TASK REQUIREMENTS =>
Report the count of lines below in which the string "vikt" occurs; include nothing else.

== == ==

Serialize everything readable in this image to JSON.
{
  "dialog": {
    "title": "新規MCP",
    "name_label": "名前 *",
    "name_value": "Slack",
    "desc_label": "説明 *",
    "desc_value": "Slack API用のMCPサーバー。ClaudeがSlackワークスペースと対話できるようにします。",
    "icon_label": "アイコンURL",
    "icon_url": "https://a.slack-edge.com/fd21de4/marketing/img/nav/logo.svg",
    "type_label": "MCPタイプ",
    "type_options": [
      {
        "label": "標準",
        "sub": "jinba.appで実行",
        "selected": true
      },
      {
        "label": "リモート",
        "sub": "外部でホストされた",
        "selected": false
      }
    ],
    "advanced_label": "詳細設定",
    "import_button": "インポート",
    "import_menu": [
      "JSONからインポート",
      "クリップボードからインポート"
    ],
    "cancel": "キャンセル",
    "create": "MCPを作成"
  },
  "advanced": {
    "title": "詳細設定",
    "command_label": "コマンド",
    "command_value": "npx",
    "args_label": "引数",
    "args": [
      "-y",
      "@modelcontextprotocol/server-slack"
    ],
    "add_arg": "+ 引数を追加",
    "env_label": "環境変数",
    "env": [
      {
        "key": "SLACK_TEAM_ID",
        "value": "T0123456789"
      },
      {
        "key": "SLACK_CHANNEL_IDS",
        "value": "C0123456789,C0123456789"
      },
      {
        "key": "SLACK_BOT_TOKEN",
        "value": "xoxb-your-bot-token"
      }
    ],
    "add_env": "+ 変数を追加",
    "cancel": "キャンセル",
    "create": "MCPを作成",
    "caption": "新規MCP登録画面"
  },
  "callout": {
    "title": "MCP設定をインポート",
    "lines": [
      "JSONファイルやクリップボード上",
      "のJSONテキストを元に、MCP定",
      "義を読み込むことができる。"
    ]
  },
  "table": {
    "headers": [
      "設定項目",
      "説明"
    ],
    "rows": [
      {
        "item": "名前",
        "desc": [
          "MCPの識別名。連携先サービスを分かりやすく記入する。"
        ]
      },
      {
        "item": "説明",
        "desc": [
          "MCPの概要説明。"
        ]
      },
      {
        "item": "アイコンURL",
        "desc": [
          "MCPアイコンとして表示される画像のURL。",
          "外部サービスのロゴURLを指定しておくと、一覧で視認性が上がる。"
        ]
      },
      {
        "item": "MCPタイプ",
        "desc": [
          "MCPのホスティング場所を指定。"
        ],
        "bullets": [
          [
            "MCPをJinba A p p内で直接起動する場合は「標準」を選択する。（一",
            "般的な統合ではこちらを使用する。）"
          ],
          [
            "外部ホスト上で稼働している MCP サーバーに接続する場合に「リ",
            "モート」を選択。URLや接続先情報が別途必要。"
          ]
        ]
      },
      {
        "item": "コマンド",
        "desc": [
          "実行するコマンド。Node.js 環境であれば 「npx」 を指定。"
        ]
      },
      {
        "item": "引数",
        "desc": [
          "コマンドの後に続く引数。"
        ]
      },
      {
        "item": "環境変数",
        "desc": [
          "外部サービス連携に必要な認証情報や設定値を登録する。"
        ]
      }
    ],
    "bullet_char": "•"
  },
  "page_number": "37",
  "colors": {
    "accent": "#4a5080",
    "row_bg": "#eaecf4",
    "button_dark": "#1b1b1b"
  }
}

== == ==

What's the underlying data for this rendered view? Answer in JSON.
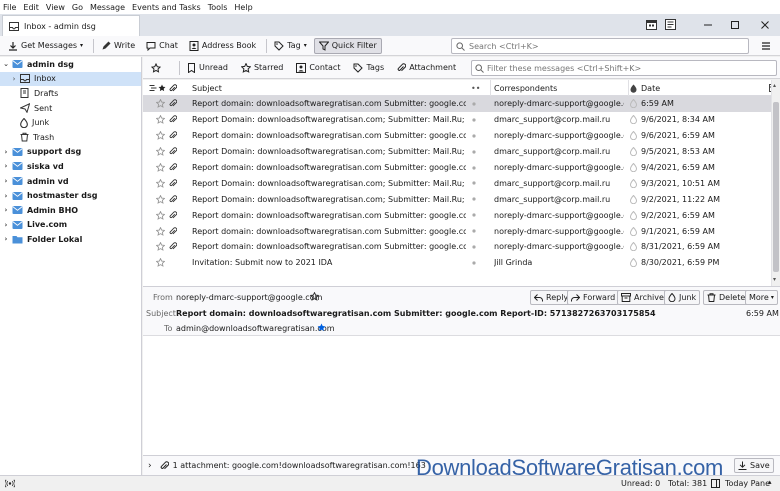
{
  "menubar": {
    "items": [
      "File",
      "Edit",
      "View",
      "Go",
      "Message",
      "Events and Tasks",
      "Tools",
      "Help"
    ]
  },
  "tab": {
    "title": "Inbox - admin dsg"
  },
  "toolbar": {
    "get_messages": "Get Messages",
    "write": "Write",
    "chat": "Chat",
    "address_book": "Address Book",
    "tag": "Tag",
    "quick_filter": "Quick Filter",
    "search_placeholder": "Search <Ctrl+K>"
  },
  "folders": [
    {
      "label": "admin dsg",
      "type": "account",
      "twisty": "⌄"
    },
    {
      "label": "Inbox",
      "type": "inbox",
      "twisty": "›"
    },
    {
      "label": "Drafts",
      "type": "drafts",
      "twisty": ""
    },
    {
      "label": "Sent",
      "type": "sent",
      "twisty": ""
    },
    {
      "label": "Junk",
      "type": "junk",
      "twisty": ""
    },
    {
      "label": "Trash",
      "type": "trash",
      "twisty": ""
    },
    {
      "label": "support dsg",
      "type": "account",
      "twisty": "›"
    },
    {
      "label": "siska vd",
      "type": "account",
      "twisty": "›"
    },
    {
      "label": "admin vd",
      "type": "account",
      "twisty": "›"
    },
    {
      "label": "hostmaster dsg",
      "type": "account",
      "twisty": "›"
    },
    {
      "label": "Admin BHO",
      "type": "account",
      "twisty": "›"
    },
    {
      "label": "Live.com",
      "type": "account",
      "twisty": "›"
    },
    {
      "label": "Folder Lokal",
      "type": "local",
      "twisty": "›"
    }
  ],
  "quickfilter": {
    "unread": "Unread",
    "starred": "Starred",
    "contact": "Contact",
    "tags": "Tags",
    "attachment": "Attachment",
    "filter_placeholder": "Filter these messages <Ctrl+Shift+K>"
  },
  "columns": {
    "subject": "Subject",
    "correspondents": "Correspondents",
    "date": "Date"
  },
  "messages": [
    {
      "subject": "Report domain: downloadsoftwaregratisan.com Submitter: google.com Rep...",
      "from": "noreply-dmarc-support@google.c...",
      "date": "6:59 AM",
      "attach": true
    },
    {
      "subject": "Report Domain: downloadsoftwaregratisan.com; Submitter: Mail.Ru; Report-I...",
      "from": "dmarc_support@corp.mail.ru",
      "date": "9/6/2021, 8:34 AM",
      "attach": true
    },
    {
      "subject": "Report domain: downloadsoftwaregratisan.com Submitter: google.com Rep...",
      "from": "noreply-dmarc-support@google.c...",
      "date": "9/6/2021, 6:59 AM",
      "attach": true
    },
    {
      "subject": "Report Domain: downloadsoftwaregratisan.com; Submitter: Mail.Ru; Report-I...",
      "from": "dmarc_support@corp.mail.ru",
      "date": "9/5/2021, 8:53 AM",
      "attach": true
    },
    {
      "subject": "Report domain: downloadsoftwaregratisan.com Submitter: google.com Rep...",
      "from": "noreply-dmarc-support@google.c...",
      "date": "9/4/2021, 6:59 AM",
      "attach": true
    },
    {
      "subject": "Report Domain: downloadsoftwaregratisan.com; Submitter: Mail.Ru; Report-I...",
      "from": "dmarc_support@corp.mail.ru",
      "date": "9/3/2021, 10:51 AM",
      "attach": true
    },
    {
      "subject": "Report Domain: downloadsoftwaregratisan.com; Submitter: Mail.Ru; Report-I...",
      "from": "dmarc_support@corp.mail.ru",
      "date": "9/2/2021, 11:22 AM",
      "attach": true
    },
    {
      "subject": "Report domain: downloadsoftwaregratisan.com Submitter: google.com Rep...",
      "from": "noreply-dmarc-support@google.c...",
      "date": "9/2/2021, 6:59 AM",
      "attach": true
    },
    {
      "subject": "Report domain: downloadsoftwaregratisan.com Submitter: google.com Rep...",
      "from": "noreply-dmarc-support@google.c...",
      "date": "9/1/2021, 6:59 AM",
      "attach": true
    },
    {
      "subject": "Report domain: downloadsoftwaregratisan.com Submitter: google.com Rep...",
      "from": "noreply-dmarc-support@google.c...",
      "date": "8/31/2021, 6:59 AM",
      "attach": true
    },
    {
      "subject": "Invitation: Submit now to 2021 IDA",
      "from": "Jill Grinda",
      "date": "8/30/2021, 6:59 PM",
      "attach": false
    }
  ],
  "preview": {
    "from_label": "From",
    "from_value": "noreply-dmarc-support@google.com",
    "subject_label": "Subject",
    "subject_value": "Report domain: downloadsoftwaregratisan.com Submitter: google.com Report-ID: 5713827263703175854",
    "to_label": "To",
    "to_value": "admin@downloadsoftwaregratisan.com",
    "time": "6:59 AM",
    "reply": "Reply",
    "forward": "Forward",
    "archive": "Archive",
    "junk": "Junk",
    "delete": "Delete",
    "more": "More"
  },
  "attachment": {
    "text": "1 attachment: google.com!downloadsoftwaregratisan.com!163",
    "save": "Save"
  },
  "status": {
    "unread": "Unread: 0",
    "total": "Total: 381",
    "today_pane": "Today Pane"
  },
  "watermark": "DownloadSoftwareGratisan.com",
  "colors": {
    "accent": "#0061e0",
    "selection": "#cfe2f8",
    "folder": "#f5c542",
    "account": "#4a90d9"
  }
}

== == ==

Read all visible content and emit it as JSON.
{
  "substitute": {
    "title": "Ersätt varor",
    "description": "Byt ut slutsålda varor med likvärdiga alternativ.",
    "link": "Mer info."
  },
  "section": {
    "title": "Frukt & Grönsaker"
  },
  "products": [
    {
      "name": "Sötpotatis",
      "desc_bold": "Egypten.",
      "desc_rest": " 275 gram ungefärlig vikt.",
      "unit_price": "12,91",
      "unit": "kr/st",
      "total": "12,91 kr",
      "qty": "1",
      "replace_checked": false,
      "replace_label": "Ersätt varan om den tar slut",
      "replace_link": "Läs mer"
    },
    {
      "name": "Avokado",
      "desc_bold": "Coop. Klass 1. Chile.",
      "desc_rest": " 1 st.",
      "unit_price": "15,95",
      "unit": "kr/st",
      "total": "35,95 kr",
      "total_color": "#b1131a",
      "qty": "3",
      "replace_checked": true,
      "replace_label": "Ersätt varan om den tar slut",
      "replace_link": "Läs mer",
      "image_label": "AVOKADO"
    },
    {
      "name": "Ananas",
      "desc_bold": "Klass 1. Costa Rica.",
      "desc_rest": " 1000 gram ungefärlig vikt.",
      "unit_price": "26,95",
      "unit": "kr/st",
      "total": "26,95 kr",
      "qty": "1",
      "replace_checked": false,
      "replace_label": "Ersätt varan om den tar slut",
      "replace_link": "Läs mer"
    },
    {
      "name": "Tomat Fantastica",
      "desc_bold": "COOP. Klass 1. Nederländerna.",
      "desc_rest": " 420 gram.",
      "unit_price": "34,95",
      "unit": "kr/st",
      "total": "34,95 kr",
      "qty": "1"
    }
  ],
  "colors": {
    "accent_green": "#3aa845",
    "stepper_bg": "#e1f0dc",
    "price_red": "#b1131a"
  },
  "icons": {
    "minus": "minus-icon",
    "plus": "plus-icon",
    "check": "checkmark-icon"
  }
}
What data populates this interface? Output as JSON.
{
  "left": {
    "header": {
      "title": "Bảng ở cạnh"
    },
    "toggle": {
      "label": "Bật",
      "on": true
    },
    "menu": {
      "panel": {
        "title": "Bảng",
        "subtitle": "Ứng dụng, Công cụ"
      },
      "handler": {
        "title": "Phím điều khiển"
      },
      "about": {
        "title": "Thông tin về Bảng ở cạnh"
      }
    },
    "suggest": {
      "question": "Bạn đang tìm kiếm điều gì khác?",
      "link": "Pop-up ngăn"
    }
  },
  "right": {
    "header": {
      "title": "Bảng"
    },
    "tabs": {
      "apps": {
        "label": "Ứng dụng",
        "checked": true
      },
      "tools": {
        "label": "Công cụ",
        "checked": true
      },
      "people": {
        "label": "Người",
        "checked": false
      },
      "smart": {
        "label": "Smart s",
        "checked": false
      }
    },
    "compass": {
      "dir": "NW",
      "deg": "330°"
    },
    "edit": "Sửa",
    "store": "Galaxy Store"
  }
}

== == ==

RESULT =>
2